Copy out each line in the material below that has the word "Find".

>>>>

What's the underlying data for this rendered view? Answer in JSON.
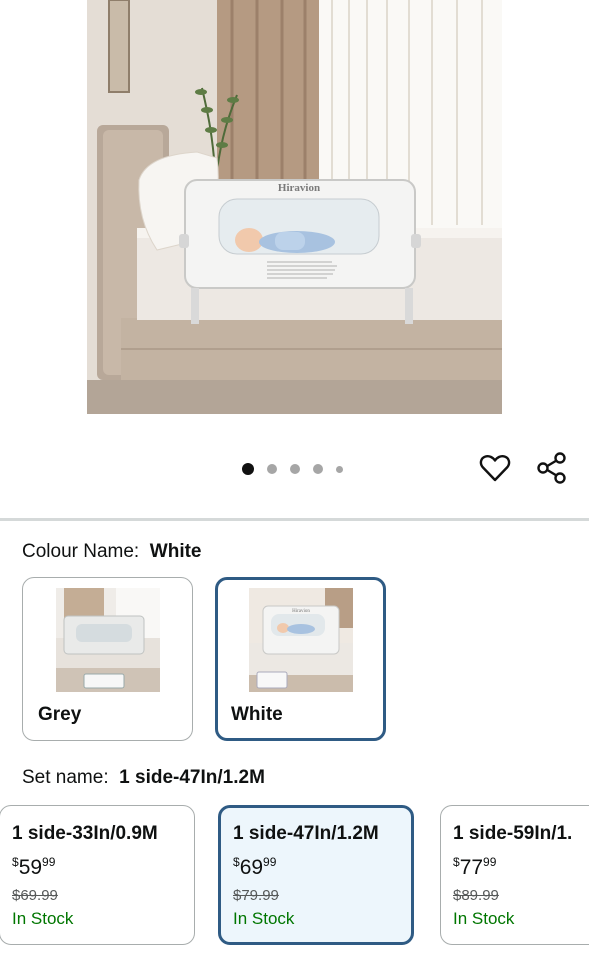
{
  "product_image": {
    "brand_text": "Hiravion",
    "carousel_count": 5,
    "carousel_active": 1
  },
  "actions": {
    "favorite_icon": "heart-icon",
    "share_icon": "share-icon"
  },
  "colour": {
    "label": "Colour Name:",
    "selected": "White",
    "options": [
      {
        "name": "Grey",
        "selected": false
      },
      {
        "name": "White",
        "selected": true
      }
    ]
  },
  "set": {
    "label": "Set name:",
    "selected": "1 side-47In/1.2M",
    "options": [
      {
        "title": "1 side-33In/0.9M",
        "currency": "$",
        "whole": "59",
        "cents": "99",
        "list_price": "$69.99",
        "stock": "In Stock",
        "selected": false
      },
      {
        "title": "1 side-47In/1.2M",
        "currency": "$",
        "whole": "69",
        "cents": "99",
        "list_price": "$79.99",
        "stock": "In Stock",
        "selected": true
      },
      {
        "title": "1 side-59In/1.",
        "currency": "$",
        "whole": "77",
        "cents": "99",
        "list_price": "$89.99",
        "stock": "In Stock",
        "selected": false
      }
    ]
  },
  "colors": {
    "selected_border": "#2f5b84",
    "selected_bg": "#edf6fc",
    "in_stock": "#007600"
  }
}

<<<<
>>>>

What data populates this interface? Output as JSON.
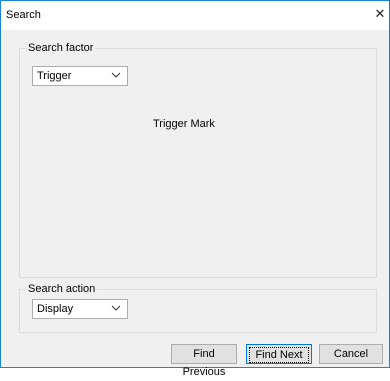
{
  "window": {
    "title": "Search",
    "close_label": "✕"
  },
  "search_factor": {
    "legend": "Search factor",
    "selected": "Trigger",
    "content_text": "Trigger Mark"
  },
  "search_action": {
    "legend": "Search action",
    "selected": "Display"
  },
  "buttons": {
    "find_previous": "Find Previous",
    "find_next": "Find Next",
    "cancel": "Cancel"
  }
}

<<<<

▶ [OUTPUT BELOW]:
    "find_previous": "Find Previous",
    "find_next": "Find Next",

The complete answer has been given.